▶ **TASK GOAL**
All the entries need to be duplicated exactly, with the pictures omitted.

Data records

::::::::::

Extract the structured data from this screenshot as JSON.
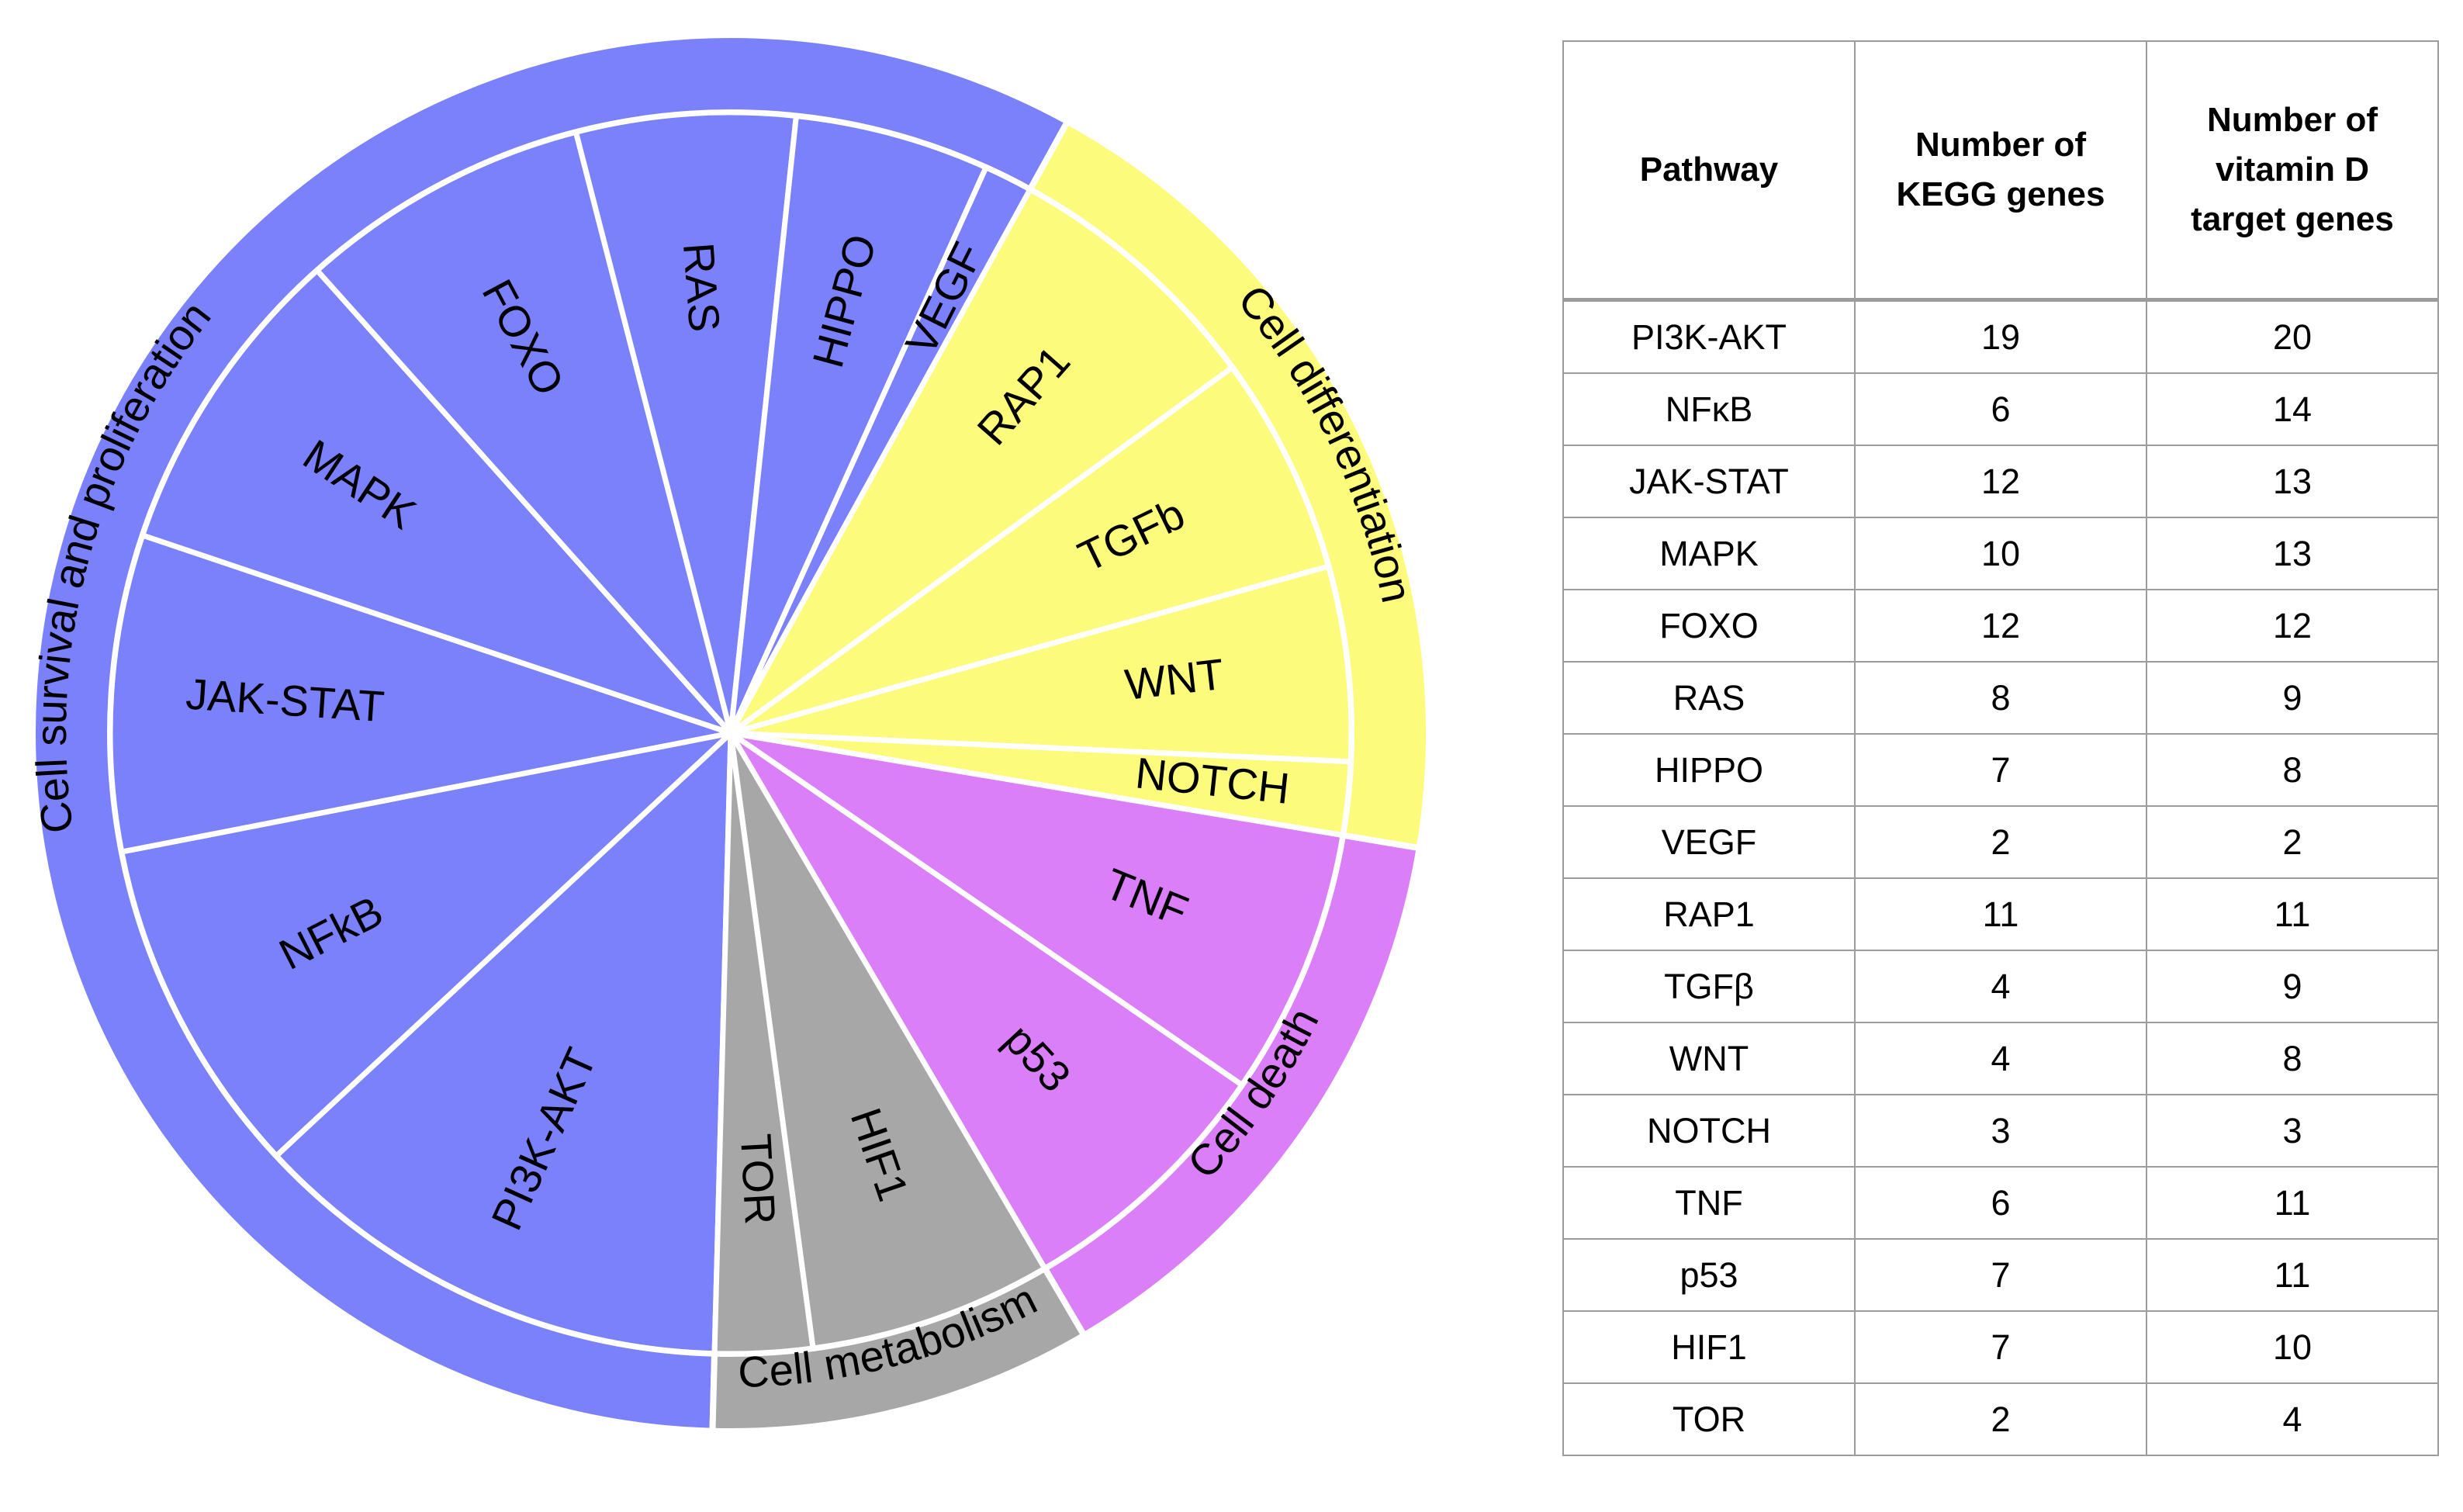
{
  "colors": {
    "Cell survival and proliferation": "#7b80fb",
    "Cell differentiation": "#fcfb7b",
    "Cell death": "#da7ff8",
    "Cell metabolism": "#a7a7a7",
    "separator": "#ffffff",
    "table_border": "#9c9c9c"
  },
  "chart_data": [
    {
      "type": "pie",
      "categories": [
        {
          "name": "Cell survival and proliferation",
          "slices": [
            "PI3K-AKT",
            "NFkB",
            "JAK-STAT",
            "MAPK",
            "FOXO",
            "RAS",
            "HIPPO",
            "VEGF"
          ]
        },
        {
          "name": "Cell differentiation",
          "slices": [
            "RAP1",
            "TGFb",
            "WNT",
            "NOTCH"
          ]
        },
        {
          "name": "Cell death",
          "slices": [
            "TNF",
            "p53"
          ]
        },
        {
          "name": "Cell metabolism",
          "slices": [
            "HIF1",
            "TOR"
          ]
        }
      ],
      "labels": [
        "PI3K-AKT",
        "NFkB",
        "JAK-STAT",
        "MAPK",
        "FOXO",
        "RAS",
        "HIPPO",
        "VEGF",
        "RAP1",
        "TGFb",
        "WNT",
        "NOTCH",
        "TNF",
        "p53",
        "HIF1",
        "TOR"
      ],
      "values": [
        20,
        14,
        13,
        13,
        12,
        9,
        8,
        2,
        11,
        9,
        8,
        3,
        11,
        11,
        10,
        4
      ]
    },
    {
      "type": "table",
      "columns": [
        "Pathway",
        "Number of KEGG genes",
        "Number of vitamin D target genes"
      ],
      "header_lines": [
        [
          "Pathway"
        ],
        [
          "Number of",
          "KEGG genes"
        ],
        [
          "Number of",
          "vitamin D",
          "target genes"
        ]
      ],
      "rows": [
        [
          "PI3K-AKT",
          "19",
          "20"
        ],
        [
          "NFκB",
          "6",
          "14"
        ],
        [
          "JAK-STAT",
          "12",
          "13"
        ],
        [
          "MAPK",
          "10",
          "13"
        ],
        [
          "FOXO",
          "12",
          "12"
        ],
        [
          "RAS",
          "8",
          "9"
        ],
        [
          "HIPPO",
          "7",
          "8"
        ],
        [
          "VEGF",
          "2",
          "2"
        ],
        [
          "RAP1",
          "11",
          "11"
        ],
        [
          "TGFβ",
          "4",
          "9"
        ],
        [
          "WNT",
          "4",
          "8"
        ],
        [
          "NOTCH",
          "3",
          "3"
        ],
        [
          "TNF",
          "6",
          "11"
        ],
        [
          "p53",
          "7",
          "11"
        ],
        [
          "HIF1",
          "7",
          "10"
        ],
        [
          "TOR",
          "2",
          "4"
        ]
      ]
    }
  ]
}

::::::::::

▶ **OUTPUT BELOW**
Extract the structured data from this screenshot as JSON.
{
  "colors": {
    "Cell survival and proliferation": "#7b80fb",
    "Cell differentiation": "#fcfb7b",
    "Cell death": "#da7ff8",
    "Cell metabolism": "#a7a7a7",
    "separator": "#ffffff",
    "table_border": "#9c9c9c"
  },
  "chart_data": [
    {
      "type": "pie",
      "categories": [
        {
          "name": "Cell survival and proliferation",
          "slices": [
            "PI3K-AKT",
            "NFkB",
            "JAK-STAT",
            "MAPK",
            "FOXO",
            "RAS",
            "HIPPO",
            "VEGF"
          ]
        },
        {
          "name": "Cell differentiation",
          "slices": [
            "RAP1",
            "TGFb",
            "WNT",
            "NOTCH"
          ]
        },
        {
          "name": "Cell death",
          "slices": [
            "TNF",
            "p53"
          ]
        },
        {
          "name": "Cell metabolism",
          "slices": [
            "HIF1",
            "TOR"
          ]
        }
      ],
      "labels": [
        "PI3K-AKT",
        "NFkB",
        "JAK-STAT",
        "MAPK",
        "FOXO",
        "RAS",
        "HIPPO",
        "VEGF",
        "RAP1",
        "TGFb",
        "WNT",
        "NOTCH",
        "TNF",
        "p53",
        "HIF1",
        "TOR"
      ],
      "values": [
        20,
        14,
        13,
        13,
        12,
        9,
        8,
        2,
        11,
        9,
        8,
        3,
        11,
        11,
        10,
        4
      ]
    },
    {
      "type": "table",
      "columns": [
        "Pathway",
        "Number of KEGG genes",
        "Number of vitamin D target genes"
      ],
      "header_lines": [
        [
          "Pathway"
        ],
        [
          "Number of",
          "KEGG genes"
        ],
        [
          "Number of",
          "vitamin D",
          "target genes"
        ]
      ],
      "rows": [
        [
          "PI3K-AKT",
          "19",
          "20"
        ],
        [
          "NFκB",
          "6",
          "14"
        ],
        [
          "JAK-STAT",
          "12",
          "13"
        ],
        [
          "MAPK",
          "10",
          "13"
        ],
        [
          "FOXO",
          "12",
          "12"
        ],
        [
          "RAS",
          "8",
          "9"
        ],
        [
          "HIPPO",
          "7",
          "8"
        ],
        [
          "VEGF",
          "2",
          "2"
        ],
        [
          "RAP1",
          "11",
          "11"
        ],
        [
          "TGFβ",
          "4",
          "9"
        ],
        [
          "WNT",
          "4",
          "8"
        ],
        [
          "NOTCH",
          "3",
          "3"
        ],
        [
          "TNF",
          "6",
          "11"
        ],
        [
          "p53",
          "7",
          "11"
        ],
        [
          "HIF1",
          "7",
          "10"
        ],
        [
          "TOR",
          "2",
          "4"
        ]
      ]
    }
  ]
}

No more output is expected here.